* EXERCISE GOAL *
Which lines include the word "name"? Copy each of them.

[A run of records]
--*--
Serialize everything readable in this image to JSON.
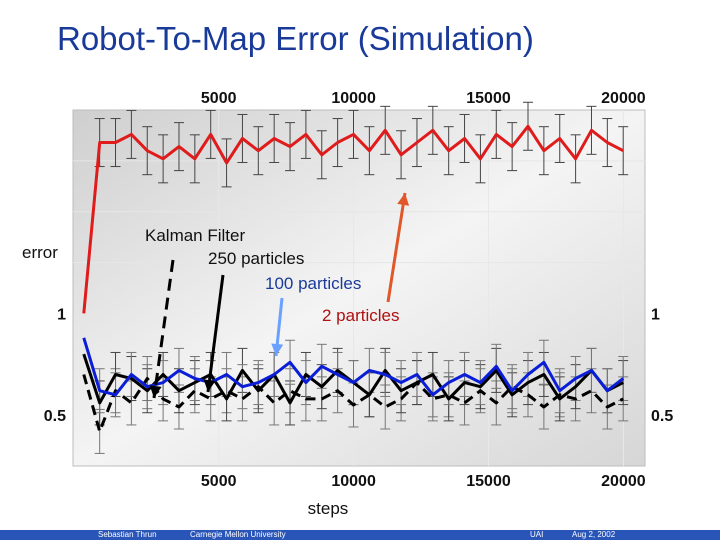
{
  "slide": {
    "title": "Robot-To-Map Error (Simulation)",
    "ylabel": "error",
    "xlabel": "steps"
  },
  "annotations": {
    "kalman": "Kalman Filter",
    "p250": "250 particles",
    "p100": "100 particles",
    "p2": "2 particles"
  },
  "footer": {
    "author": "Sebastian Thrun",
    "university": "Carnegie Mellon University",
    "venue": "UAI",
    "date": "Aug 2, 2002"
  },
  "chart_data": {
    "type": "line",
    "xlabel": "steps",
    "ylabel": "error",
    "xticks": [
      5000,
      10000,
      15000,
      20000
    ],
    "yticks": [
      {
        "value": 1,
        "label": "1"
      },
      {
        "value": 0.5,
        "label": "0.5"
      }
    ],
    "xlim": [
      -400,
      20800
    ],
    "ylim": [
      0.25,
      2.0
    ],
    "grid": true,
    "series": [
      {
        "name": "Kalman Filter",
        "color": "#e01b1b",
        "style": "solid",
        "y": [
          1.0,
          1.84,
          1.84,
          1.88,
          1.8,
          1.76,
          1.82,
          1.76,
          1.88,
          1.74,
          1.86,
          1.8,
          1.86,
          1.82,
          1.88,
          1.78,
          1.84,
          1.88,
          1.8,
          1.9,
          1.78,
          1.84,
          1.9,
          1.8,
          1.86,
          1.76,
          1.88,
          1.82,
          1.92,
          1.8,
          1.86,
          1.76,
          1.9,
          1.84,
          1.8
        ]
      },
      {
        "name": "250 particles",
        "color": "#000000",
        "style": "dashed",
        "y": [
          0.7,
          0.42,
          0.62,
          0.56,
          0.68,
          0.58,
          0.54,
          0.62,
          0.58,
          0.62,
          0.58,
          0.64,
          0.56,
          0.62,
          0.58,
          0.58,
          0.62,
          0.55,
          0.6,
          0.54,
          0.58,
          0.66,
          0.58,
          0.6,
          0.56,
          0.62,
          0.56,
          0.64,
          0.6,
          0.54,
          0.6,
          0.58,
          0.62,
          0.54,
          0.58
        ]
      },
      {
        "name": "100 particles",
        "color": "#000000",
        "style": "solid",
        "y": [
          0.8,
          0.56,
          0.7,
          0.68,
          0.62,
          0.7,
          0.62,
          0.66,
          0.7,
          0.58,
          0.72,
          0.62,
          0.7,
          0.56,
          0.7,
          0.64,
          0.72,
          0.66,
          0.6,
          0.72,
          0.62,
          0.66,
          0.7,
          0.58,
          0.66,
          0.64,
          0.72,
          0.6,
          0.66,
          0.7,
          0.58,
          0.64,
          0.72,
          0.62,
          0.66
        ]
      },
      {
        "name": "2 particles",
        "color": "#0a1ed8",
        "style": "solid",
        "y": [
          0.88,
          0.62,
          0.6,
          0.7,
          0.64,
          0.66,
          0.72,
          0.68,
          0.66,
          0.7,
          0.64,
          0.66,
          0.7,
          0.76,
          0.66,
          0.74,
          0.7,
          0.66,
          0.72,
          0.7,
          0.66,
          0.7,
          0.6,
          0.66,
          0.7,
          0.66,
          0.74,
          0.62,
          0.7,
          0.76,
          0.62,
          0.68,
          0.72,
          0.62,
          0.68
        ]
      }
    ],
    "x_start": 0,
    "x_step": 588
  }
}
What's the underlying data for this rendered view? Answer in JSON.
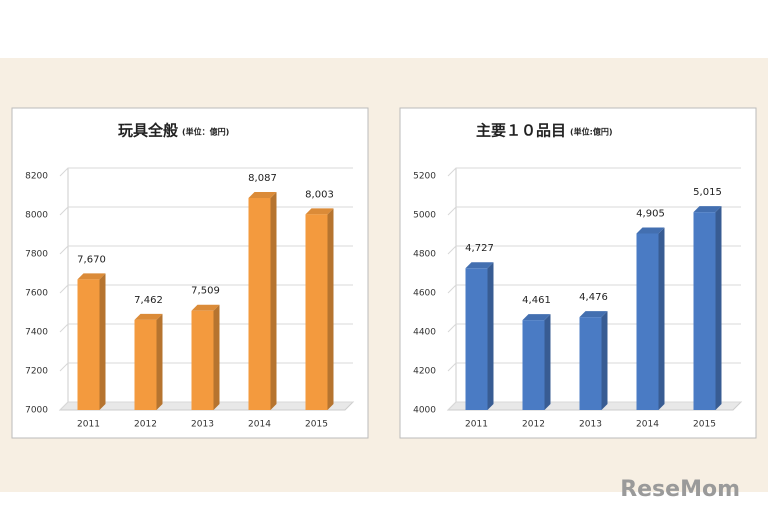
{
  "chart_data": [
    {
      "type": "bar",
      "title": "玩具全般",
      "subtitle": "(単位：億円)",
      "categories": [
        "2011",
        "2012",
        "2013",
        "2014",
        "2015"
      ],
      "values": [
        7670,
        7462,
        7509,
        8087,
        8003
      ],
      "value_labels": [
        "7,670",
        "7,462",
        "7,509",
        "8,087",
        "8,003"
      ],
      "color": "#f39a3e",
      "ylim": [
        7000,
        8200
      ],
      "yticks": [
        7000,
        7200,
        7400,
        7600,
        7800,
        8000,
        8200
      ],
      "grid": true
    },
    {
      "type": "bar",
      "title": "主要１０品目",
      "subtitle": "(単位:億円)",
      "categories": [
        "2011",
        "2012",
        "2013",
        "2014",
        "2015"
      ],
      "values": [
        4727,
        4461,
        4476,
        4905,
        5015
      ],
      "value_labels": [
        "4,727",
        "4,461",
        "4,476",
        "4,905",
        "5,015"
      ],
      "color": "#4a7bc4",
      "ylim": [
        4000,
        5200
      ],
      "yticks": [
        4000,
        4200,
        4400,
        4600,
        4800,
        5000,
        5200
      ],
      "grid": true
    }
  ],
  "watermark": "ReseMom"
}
--*--
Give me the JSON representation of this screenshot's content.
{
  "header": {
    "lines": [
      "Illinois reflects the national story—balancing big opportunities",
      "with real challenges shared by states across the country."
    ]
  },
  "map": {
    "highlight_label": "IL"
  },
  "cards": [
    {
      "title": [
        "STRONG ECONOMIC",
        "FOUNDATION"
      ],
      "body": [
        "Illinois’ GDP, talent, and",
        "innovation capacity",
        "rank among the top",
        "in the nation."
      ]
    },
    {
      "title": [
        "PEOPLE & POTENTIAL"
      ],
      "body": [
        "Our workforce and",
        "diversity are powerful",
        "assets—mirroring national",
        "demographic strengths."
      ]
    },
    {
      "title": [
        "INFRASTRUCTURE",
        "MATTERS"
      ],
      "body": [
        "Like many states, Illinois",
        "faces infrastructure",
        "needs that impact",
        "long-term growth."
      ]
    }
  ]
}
--*--
* EXERCISE SOLUTION *
        "name": "Kalman Filter",
        "name": "250 particles",
        "name": "100 particles",
        "name": "2 particles",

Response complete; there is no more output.